▶ **SHORT EXERCISE**:
Below are some records. Say in a single number how many of their lines include the word "title".

▶ **INPUT RECORDS**:
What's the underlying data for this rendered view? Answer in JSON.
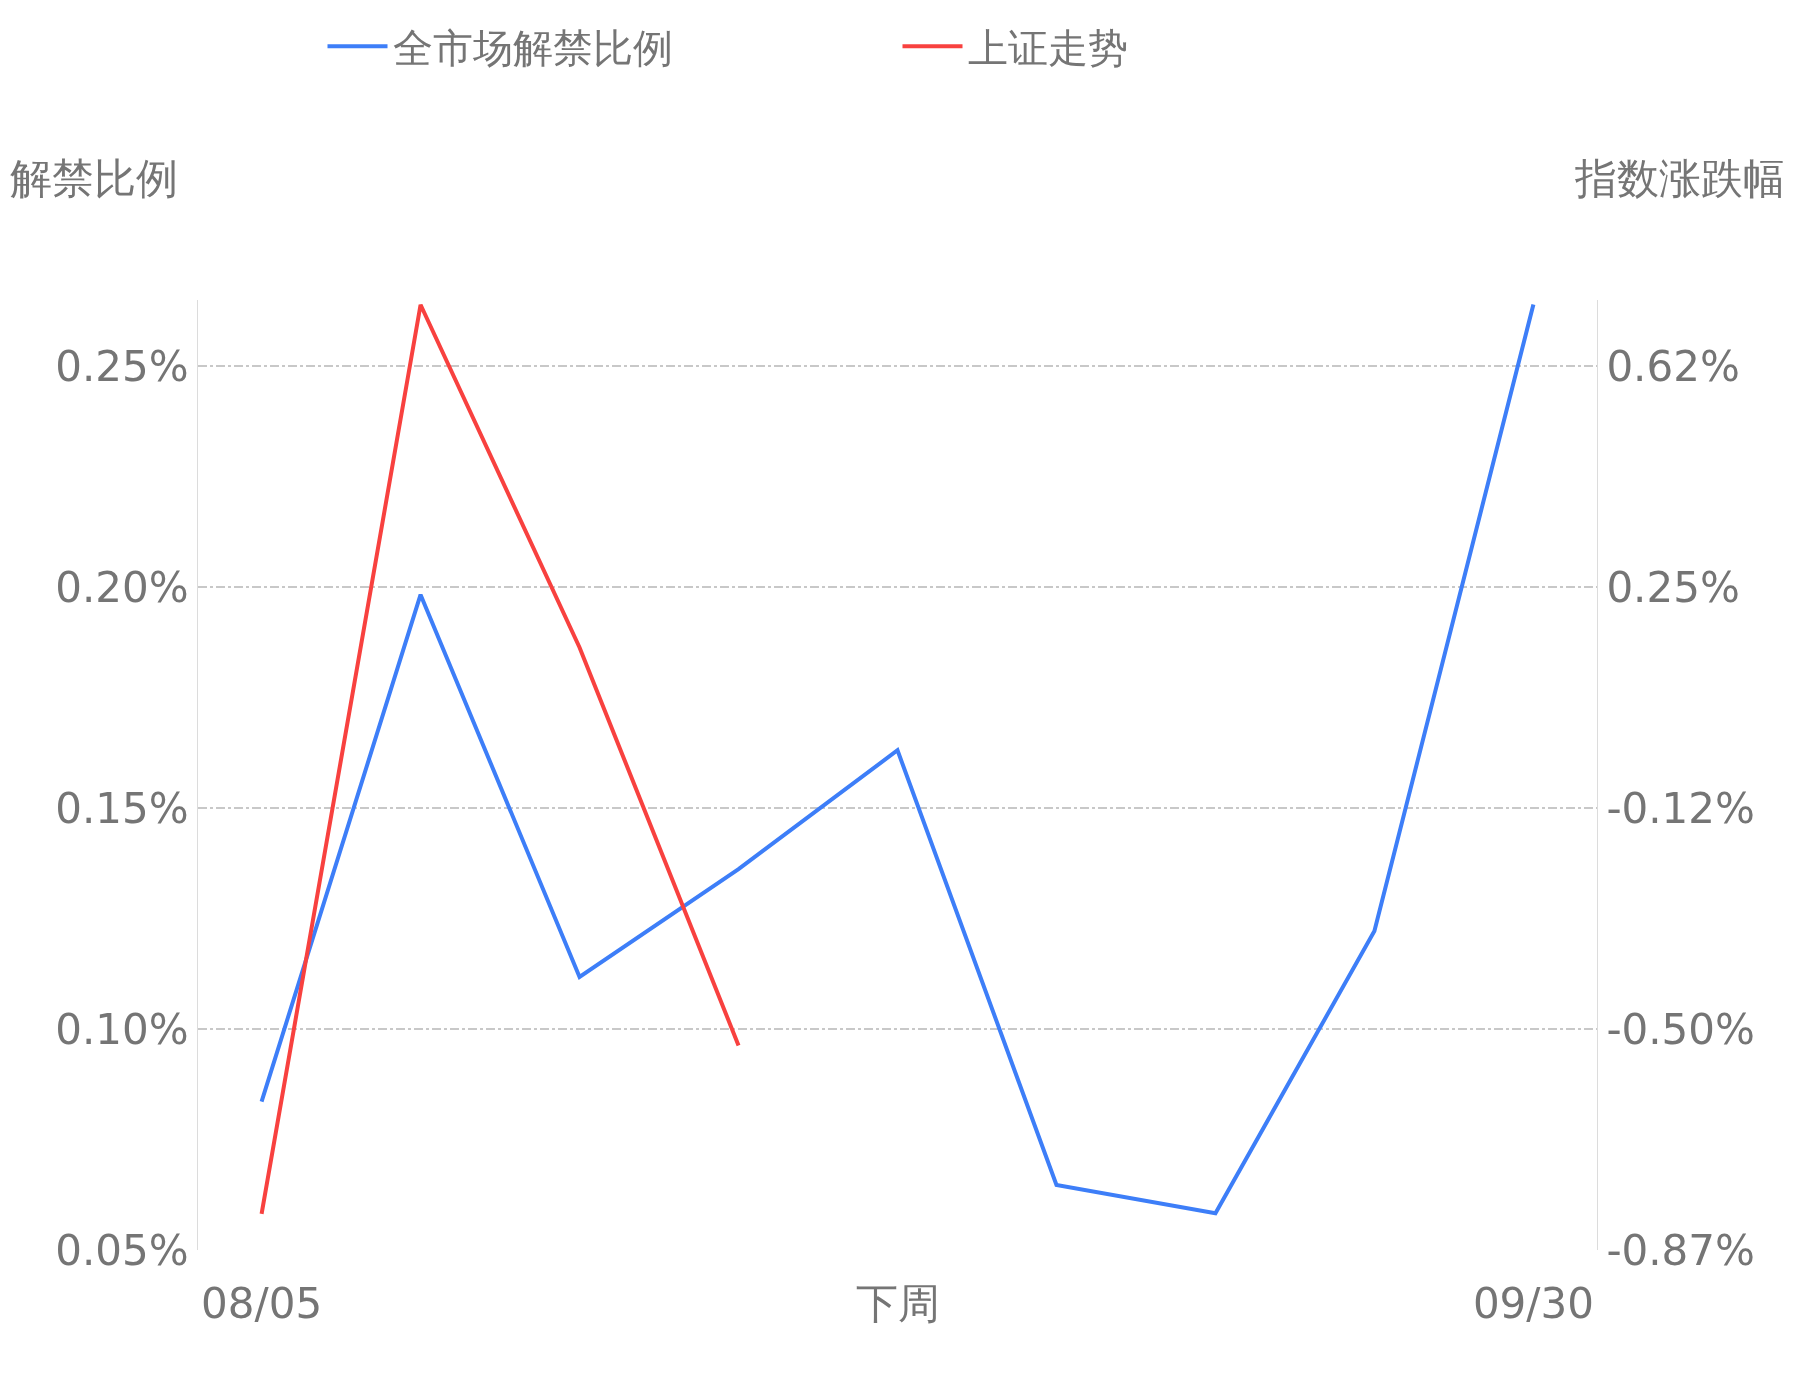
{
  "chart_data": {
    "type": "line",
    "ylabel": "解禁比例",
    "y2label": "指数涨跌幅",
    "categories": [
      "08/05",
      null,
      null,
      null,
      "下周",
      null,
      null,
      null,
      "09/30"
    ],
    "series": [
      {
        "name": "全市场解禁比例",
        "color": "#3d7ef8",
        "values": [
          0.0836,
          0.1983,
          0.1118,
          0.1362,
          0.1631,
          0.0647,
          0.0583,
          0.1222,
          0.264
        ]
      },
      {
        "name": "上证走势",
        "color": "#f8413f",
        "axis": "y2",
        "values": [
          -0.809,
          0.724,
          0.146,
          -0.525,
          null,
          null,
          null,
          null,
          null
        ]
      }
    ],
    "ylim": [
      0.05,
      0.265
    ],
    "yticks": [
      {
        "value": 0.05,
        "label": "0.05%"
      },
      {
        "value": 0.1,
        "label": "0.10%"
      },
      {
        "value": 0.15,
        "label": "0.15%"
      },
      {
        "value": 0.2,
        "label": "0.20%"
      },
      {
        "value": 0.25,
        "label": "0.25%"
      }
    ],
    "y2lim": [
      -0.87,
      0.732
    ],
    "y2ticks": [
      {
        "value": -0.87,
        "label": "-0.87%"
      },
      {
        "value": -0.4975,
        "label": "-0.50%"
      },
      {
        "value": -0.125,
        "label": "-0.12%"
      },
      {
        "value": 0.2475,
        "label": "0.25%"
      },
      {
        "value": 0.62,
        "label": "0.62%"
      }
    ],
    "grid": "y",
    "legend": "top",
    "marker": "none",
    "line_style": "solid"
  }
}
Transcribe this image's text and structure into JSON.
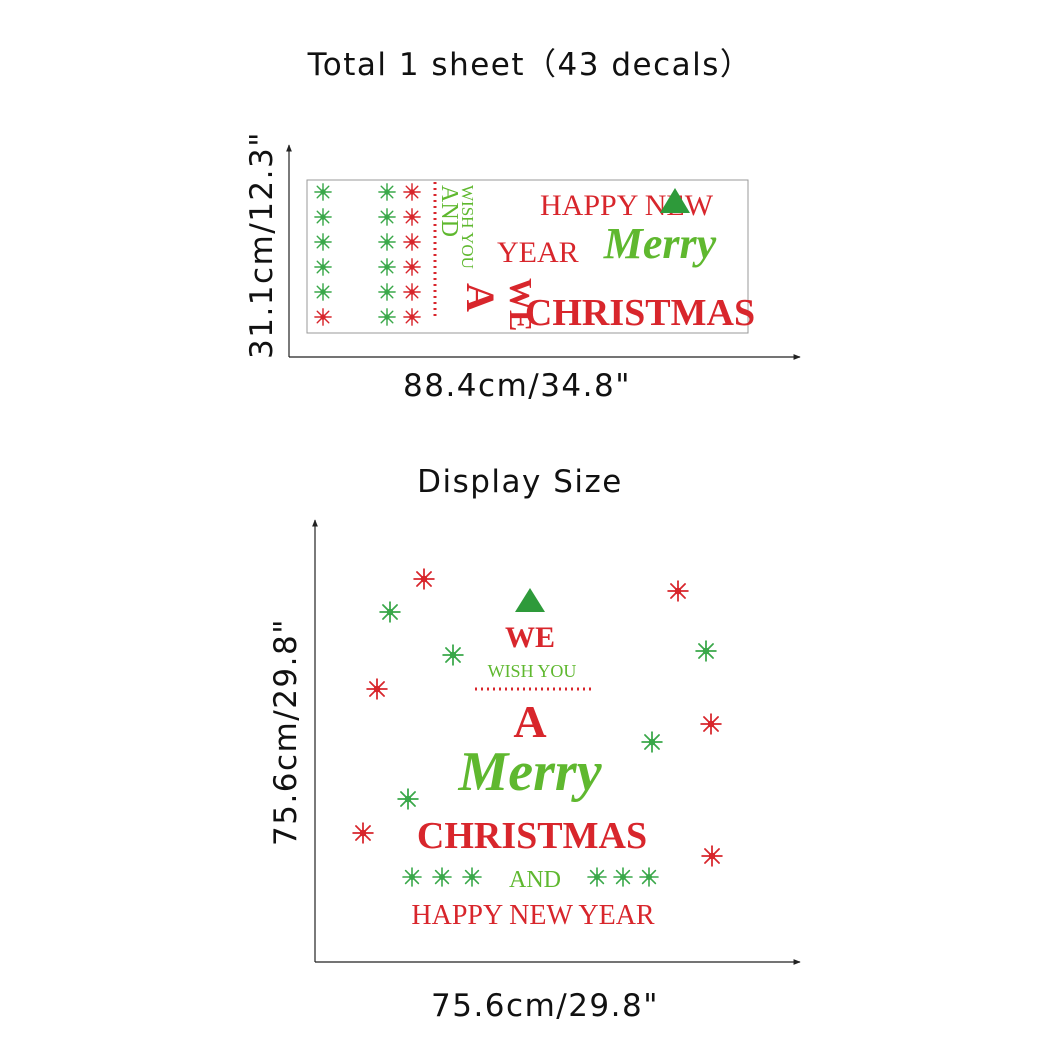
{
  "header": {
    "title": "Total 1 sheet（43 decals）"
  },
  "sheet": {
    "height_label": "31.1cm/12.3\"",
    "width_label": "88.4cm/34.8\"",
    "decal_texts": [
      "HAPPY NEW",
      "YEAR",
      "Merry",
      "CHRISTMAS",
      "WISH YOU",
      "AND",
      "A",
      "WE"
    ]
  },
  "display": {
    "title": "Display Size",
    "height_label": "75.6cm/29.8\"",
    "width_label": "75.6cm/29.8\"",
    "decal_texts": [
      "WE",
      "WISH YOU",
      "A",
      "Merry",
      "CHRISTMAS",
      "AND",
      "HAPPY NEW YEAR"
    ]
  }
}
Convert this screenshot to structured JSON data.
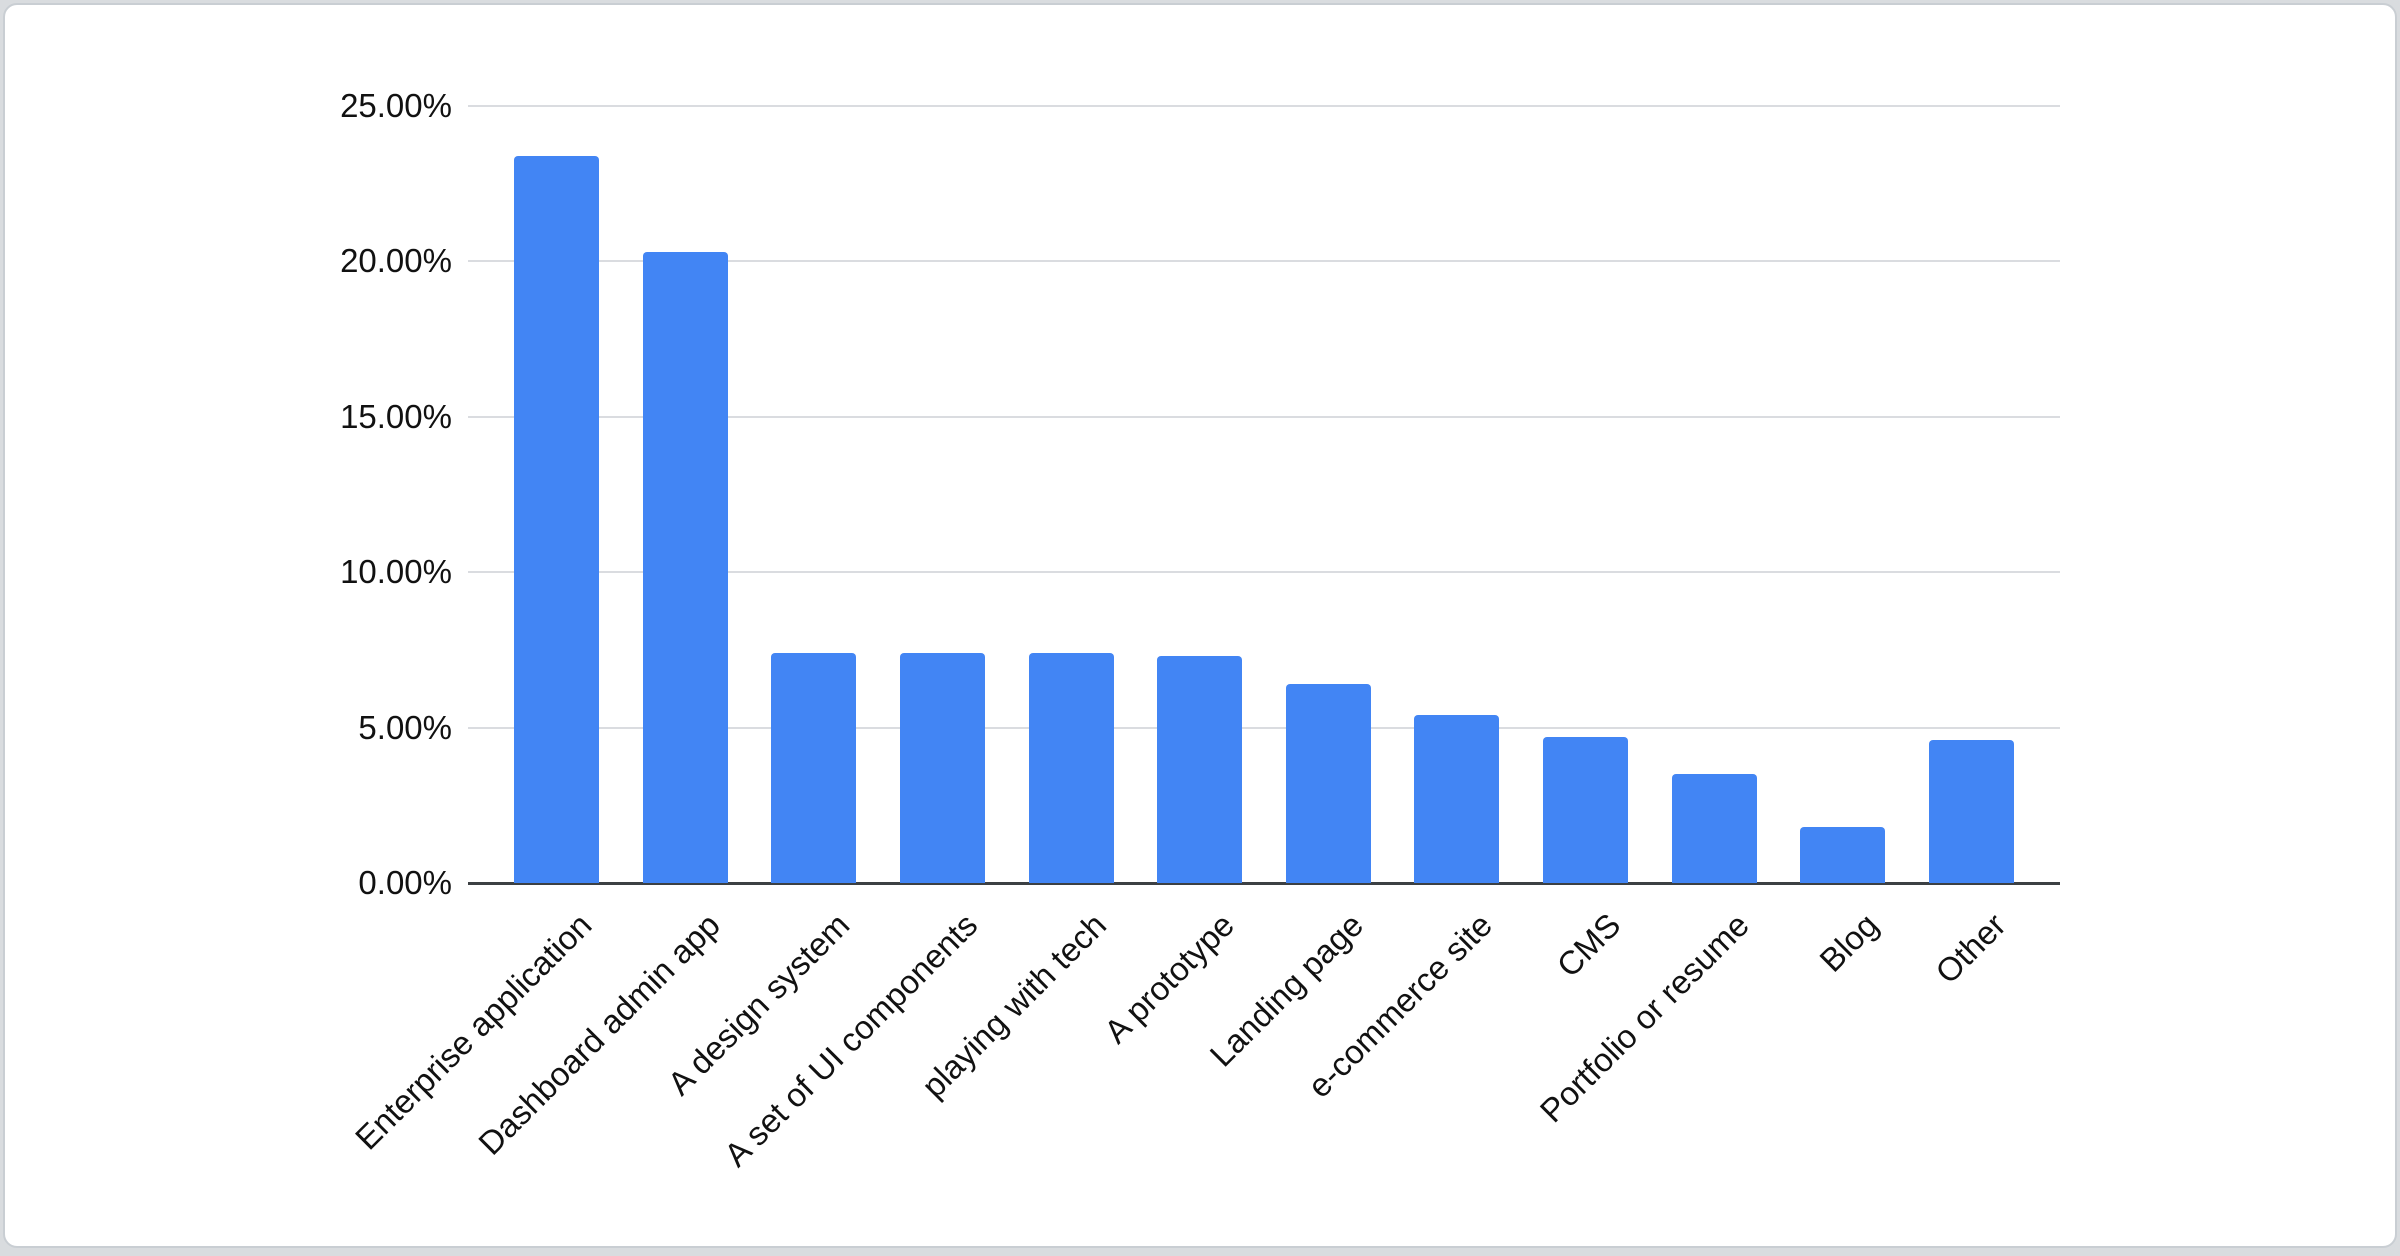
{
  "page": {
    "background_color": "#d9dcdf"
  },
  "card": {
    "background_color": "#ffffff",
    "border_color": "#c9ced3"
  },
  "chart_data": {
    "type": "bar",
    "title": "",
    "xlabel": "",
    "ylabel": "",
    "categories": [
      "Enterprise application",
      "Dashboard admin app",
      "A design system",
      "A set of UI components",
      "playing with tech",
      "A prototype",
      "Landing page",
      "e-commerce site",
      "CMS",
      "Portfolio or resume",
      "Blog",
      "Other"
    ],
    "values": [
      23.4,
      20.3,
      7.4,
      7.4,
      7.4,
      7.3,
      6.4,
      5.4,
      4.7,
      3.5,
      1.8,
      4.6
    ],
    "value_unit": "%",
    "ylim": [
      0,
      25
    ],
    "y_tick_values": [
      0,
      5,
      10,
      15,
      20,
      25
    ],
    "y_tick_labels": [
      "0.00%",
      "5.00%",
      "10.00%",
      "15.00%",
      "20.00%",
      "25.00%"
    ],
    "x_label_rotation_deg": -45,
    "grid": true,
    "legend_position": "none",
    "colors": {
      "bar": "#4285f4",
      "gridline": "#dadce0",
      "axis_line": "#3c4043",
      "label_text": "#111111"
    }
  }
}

▶ **SOLUTION TO THE EXERCISE**:
3